* [Set exercise] Go through the material below, count the lines with the word "Annual", and reply with the count alone.

* [Task material]
# # #

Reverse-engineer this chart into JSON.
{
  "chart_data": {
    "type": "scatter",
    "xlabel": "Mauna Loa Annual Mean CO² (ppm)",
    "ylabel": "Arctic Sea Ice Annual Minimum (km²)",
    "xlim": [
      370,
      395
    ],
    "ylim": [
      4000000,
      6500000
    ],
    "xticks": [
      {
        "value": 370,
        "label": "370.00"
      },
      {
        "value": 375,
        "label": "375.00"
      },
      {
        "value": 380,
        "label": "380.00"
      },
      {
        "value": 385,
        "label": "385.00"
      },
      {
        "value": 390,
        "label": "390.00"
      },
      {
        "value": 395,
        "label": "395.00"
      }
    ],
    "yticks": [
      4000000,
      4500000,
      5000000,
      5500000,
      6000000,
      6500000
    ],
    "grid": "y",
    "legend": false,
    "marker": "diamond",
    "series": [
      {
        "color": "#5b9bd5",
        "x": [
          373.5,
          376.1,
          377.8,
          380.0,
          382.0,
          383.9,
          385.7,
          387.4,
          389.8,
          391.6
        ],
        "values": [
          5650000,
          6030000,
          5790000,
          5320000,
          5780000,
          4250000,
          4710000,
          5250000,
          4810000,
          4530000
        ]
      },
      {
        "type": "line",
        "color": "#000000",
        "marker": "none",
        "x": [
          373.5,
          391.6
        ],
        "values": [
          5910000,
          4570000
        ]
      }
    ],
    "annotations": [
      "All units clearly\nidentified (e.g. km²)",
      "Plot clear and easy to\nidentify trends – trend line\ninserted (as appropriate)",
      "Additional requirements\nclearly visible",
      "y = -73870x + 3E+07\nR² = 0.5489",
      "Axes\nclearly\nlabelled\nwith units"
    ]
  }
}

# # #

* [Problem solution] 2